Copy all the data exactly, except the pictures.

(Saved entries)
#####

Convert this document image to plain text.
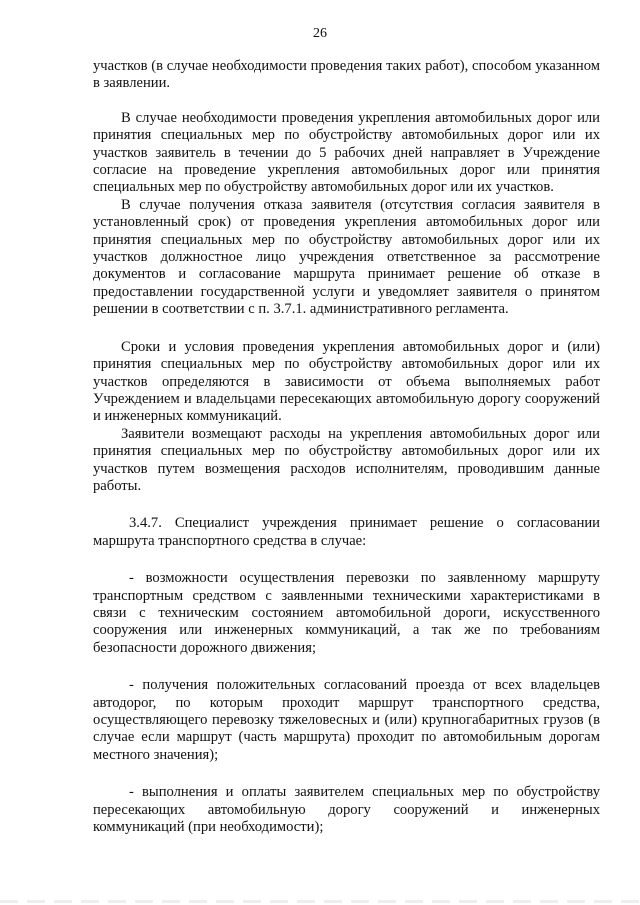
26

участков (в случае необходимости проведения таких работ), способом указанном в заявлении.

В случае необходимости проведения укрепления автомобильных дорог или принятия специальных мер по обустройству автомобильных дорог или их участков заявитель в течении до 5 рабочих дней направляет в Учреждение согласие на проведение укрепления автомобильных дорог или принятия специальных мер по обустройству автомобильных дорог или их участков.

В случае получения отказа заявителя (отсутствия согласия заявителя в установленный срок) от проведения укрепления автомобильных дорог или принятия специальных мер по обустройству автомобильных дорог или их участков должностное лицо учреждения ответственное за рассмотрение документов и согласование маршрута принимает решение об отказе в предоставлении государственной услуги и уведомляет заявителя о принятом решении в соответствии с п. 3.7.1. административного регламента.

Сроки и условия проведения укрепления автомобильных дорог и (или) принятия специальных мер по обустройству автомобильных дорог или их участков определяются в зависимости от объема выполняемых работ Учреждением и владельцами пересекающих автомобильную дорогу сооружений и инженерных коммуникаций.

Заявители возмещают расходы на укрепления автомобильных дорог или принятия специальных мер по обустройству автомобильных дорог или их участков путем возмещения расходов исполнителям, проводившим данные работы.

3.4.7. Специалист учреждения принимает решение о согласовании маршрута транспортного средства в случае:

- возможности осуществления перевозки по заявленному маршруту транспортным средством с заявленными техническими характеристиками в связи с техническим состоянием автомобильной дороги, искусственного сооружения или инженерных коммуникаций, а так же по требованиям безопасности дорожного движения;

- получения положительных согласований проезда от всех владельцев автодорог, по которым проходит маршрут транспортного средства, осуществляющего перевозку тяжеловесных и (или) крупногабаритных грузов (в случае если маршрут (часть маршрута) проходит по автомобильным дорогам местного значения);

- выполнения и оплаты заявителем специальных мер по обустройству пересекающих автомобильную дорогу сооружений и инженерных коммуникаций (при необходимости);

#####

▸ Written response:
Convert this document image to plain text.
26

участков (в случае необходимости проведения таких работ), способом указанном в заявлении.

В случае необходимости проведения укрепления автомобильных дорог или принятия специальных мер по обустройству автомобильных дорог или их участков заявитель в течении до 5 рабочих дней направляет в Учреждение согласие на проведение укрепления автомобильных дорог или принятия специальных мер по обустройству автомобильных дорог или их участков.

В случае получения отказа заявителя (отсутствия согласия заявителя в установленный срок) от проведения укрепления автомобильных дорог или принятия специальных мер по обустройству автомобильных дорог или их участков должностное лицо учреждения ответственное за рассмотрение документов и согласование маршрута принимает решение об отказе в предоставлении государственной услуги и уведомляет заявителя о принятом решении в соответствии с п. 3.7.1. административного регламента.

Сроки и условия проведения укрепления автомобильных дорог и (или) принятия специальных мер по обустройству автомобильных дорог или их участков определяются в зависимости от объема выполняемых работ Учреждением и владельцами пересекающих автомобильную дорогу сооружений и инженерных коммуникаций.

Заявители возмещают расходы на укрепления автомобильных дорог или принятия специальных мер по обустройству автомобильных дорог или их участков путем возмещения расходов исполнителям, проводившим данные работы.

3.4.7. Специалист учреждения принимает решение о согласовании маршрута транспортного средства в случае:

- возможности осуществления перевозки по заявленному маршруту транспортным средством с заявленными техническими характеристиками в связи с техническим состоянием автомобильной дороги, искусственного сооружения или инженерных коммуникаций, а так же по требованиям безопасности дорожного движения;

- получения положительных согласований проезда от всех владельцев автодорог, по которым проходит маршрут транспортного средства, осуществляющего перевозку тяжеловесных и (или) крупногабаритных грузов (в случае если маршрут (часть маршрута) проходит по автомобильным дорогам местного значения);

- выполнения и оплаты заявителем специальных мер по обустройству пересекающих автомобильную дорогу сооружений и инженерных коммуникаций (при необходимости);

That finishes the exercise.